→ **SHORT EXERCISE**: From the listing that follows, extract every line and set it down unaltered.

*** RECORDS PROVIDED

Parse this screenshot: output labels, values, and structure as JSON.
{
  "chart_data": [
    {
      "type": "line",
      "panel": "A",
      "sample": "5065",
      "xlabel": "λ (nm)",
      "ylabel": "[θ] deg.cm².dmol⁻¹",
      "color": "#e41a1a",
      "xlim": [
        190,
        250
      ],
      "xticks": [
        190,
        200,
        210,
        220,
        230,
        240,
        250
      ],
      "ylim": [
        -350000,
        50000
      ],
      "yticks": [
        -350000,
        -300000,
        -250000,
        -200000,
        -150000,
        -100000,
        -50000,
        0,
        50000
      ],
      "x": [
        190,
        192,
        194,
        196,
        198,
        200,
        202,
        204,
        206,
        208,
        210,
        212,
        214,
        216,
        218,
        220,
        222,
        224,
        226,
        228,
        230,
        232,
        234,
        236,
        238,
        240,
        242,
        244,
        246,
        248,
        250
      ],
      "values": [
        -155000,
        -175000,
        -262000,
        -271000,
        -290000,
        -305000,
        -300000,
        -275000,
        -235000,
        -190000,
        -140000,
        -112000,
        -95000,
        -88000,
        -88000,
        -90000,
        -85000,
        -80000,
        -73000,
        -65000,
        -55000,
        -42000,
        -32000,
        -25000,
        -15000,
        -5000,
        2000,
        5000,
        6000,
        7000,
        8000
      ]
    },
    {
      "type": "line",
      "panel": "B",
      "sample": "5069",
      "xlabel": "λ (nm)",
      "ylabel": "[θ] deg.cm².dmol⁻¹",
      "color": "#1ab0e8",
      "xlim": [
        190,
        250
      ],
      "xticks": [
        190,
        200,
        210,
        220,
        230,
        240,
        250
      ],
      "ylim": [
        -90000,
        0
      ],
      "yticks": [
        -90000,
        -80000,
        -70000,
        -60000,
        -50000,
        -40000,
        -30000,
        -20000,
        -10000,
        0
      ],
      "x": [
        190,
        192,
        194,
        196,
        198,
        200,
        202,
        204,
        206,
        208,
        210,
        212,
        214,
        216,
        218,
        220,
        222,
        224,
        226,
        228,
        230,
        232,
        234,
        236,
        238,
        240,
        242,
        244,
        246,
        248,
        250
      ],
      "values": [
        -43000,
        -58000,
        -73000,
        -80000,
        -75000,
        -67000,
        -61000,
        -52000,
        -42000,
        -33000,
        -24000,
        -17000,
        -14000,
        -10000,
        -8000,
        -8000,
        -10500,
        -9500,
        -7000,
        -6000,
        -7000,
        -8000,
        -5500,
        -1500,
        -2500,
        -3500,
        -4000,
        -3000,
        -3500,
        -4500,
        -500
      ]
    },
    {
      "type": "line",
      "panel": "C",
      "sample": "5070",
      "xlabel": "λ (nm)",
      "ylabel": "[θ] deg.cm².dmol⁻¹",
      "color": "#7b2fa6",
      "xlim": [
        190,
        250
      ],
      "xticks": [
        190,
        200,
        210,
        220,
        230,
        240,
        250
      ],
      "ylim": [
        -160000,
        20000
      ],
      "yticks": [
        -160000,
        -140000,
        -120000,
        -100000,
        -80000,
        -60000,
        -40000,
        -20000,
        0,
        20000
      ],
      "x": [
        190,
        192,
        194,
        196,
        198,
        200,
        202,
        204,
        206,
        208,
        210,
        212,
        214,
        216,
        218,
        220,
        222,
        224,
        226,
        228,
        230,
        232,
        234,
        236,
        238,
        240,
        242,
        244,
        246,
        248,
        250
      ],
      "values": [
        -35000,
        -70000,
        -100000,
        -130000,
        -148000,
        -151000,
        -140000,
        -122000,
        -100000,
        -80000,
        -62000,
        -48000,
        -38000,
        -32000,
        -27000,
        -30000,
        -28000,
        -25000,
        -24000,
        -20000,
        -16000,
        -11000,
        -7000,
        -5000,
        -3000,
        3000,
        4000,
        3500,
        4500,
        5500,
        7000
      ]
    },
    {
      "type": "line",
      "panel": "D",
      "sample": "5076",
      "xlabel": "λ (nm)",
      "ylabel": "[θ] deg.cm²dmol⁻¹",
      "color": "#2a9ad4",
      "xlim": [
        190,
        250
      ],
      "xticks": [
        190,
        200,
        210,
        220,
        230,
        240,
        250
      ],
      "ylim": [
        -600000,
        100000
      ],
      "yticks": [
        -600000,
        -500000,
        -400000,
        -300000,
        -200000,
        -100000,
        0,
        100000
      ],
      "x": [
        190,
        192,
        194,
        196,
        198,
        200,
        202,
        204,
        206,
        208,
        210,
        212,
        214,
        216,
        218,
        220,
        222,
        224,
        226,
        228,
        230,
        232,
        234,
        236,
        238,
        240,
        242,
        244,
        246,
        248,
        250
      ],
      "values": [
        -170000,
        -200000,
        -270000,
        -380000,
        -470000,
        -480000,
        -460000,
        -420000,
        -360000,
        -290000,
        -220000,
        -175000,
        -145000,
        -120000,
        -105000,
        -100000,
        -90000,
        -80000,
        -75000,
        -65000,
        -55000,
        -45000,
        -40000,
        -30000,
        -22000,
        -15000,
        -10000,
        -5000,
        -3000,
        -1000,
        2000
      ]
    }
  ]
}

******

→ **SOLVED PROBLEM**:
Parse this screenshot: output labels, values, and structure as JSON.
{
  "chart_data": [
    {
      "type": "line",
      "panel": "A",
      "sample": "5065",
      "xlabel": "λ (nm)",
      "ylabel": "[θ] deg.cm².dmol⁻¹",
      "color": "#e41a1a",
      "xlim": [
        190,
        250
      ],
      "xticks": [
        190,
        200,
        210,
        220,
        230,
        240,
        250
      ],
      "ylim": [
        -350000,
        50000
      ],
      "yticks": [
        -350000,
        -300000,
        -250000,
        -200000,
        -150000,
        -100000,
        -50000,
        0,
        50000
      ],
      "x": [
        190,
        192,
        194,
        196,
        198,
        200,
        202,
        204,
        206,
        208,
        210,
        212,
        214,
        216,
        218,
        220,
        222,
        224,
        226,
        228,
        230,
        232,
        234,
        236,
        238,
        240,
        242,
        244,
        246,
        248,
        250
      ],
      "values": [
        -155000,
        -175000,
        -262000,
        -271000,
        -290000,
        -305000,
        -300000,
        -275000,
        -235000,
        -190000,
        -140000,
        -112000,
        -95000,
        -88000,
        -88000,
        -90000,
        -85000,
        -80000,
        -73000,
        -65000,
        -55000,
        -42000,
        -32000,
        -25000,
        -15000,
        -5000,
        2000,
        5000,
        6000,
        7000,
        8000
      ]
    },
    {
      "type": "line",
      "panel": "B",
      "sample": "5069",
      "xlabel": "λ (nm)",
      "ylabel": "[θ] deg.cm².dmol⁻¹",
      "color": "#1ab0e8",
      "xlim": [
        190,
        250
      ],
      "xticks": [
        190,
        200,
        210,
        220,
        230,
        240,
        250
      ],
      "ylim": [
        -90000,
        0
      ],
      "yticks": [
        -90000,
        -80000,
        -70000,
        -60000,
        -50000,
        -40000,
        -30000,
        -20000,
        -10000,
        0
      ],
      "x": [
        190,
        192,
        194,
        196,
        198,
        200,
        202,
        204,
        206,
        208,
        210,
        212,
        214,
        216,
        218,
        220,
        222,
        224,
        226,
        228,
        230,
        232,
        234,
        236,
        238,
        240,
        242,
        244,
        246,
        248,
        250
      ],
      "values": [
        -43000,
        -58000,
        -73000,
        -80000,
        -75000,
        -67000,
        -61000,
        -52000,
        -42000,
        -33000,
        -24000,
        -17000,
        -14000,
        -10000,
        -8000,
        -8000,
        -10500,
        -9500,
        -7000,
        -6000,
        -7000,
        -8000,
        -5500,
        -1500,
        -2500,
        -3500,
        -4000,
        -3000,
        -3500,
        -4500,
        -500
      ]
    },
    {
      "type": "line",
      "panel": "C",
      "sample": "5070",
      "xlabel": "λ (nm)",
      "ylabel": "[θ] deg.cm².dmol⁻¹",
      "color": "#7b2fa6",
      "xlim": [
        190,
        250
      ],
      "xticks": [
        190,
        200,
        210,
        220,
        230,
        240,
        250
      ],
      "ylim": [
        -160000,
        20000
      ],
      "yticks": [
        -160000,
        -140000,
        -120000,
        -100000,
        -80000,
        -60000,
        -40000,
        -20000,
        0,
        20000
      ],
      "x": [
        190,
        192,
        194,
        196,
        198,
        200,
        202,
        204,
        206,
        208,
        210,
        212,
        214,
        216,
        218,
        220,
        222,
        224,
        226,
        228,
        230,
        232,
        234,
        236,
        238,
        240,
        242,
        244,
        246,
        248,
        250
      ],
      "values": [
        -35000,
        -70000,
        -100000,
        -130000,
        -148000,
        -151000,
        -140000,
        -122000,
        -100000,
        -80000,
        -62000,
        -48000,
        -38000,
        -32000,
        -27000,
        -30000,
        -28000,
        -25000,
        -24000,
        -20000,
        -16000,
        -11000,
        -7000,
        -5000,
        -3000,
        3000,
        4000,
        3500,
        4500,
        5500,
        7000
      ]
    },
    {
      "type": "line",
      "panel": "D",
      "sample": "5076",
      "xlabel": "λ (nm)",
      "ylabel": "[θ] deg.cm²dmol⁻¹",
      "color": "#2a9ad4",
      "xlim": [
        190,
        250
      ],
      "xticks": [
        190,
        200,
        210,
        220,
        230,
        240,
        250
      ],
      "ylim": [
        -600000,
        100000
      ],
      "yticks": [
        -600000,
        -500000,
        -400000,
        -300000,
        -200000,
        -100000,
        0,
        100000
      ],
      "x": [
        190,
        192,
        194,
        196,
        198,
        200,
        202,
        204,
        206,
        208,
        210,
        212,
        214,
        216,
        218,
        220,
        222,
        224,
        226,
        228,
        230,
        232,
        234,
        236,
        238,
        240,
        242,
        244,
        246,
        248,
        250
      ],
      "values": [
        -170000,
        -200000,
        -270000,
        -380000,
        -470000,
        -480000,
        -460000,
        -420000,
        -360000,
        -290000,
        -220000,
        -175000,
        -145000,
        -120000,
        -105000,
        -100000,
        -90000,
        -80000,
        -75000,
        -65000,
        -55000,
        -45000,
        -40000,
        -30000,
        -22000,
        -15000,
        -10000,
        -5000,
        -3000,
        -1000,
        2000
      ]
    }
  ]
}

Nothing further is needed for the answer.